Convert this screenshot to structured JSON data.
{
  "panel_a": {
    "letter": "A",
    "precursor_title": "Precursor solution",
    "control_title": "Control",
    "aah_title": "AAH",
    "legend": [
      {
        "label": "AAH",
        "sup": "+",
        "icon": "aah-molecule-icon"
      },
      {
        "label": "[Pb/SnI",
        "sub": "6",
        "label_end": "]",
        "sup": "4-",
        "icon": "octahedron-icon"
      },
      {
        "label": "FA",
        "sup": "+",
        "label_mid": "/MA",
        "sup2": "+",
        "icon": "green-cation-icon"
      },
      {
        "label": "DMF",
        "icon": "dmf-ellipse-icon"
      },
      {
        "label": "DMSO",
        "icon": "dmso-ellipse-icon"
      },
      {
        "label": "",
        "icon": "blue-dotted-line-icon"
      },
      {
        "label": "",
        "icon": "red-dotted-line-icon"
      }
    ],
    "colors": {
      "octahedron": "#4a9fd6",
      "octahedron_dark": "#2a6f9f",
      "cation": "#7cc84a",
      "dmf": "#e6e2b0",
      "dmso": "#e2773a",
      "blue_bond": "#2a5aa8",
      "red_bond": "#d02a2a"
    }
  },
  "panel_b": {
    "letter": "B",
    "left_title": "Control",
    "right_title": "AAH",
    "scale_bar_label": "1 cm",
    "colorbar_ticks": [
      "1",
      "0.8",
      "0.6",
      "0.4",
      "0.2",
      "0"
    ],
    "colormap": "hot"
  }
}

● WRITTEN EXERCISE
Copy all of the data exactly.

● WRITTEN SOLUTION
Convert this screenshot to structured JSON data.
{
  "panel_a": {
    "letter": "A",
    "precursor_title": "Precursor solution",
    "control_title": "Control",
    "aah_title": "AAH",
    "legend": [
      {
        "label": "AAH",
        "sup": "+",
        "icon": "aah-molecule-icon"
      },
      {
        "label": "[Pb/SnI",
        "sub": "6",
        "label_end": "]",
        "sup": "4-",
        "icon": "octahedron-icon"
      },
      {
        "label": "FA",
        "sup": "+",
        "label_mid": "/MA",
        "sup2": "+",
        "icon": "green-cation-icon"
      },
      {
        "label": "DMF",
        "icon": "dmf-ellipse-icon"
      },
      {
        "label": "DMSO",
        "icon": "dmso-ellipse-icon"
      },
      {
        "label": "",
        "icon": "blue-dotted-line-icon"
      },
      {
        "label": "",
        "icon": "red-dotted-line-icon"
      }
    ],
    "colors": {
      "octahedron": "#4a9fd6",
      "octahedron_dark": "#2a6f9f",
      "cation": "#7cc84a",
      "dmf": "#e6e2b0",
      "dmso": "#e2773a",
      "blue_bond": "#2a5aa8",
      "red_bond": "#d02a2a"
    }
  },
  "panel_b": {
    "letter": "B",
    "left_title": "Control",
    "right_title": "AAH",
    "scale_bar_label": "1 cm",
    "colorbar_ticks": [
      "1",
      "0.8",
      "0.6",
      "0.4",
      "0.2",
      "0"
    ],
    "colormap": "hot"
  }
}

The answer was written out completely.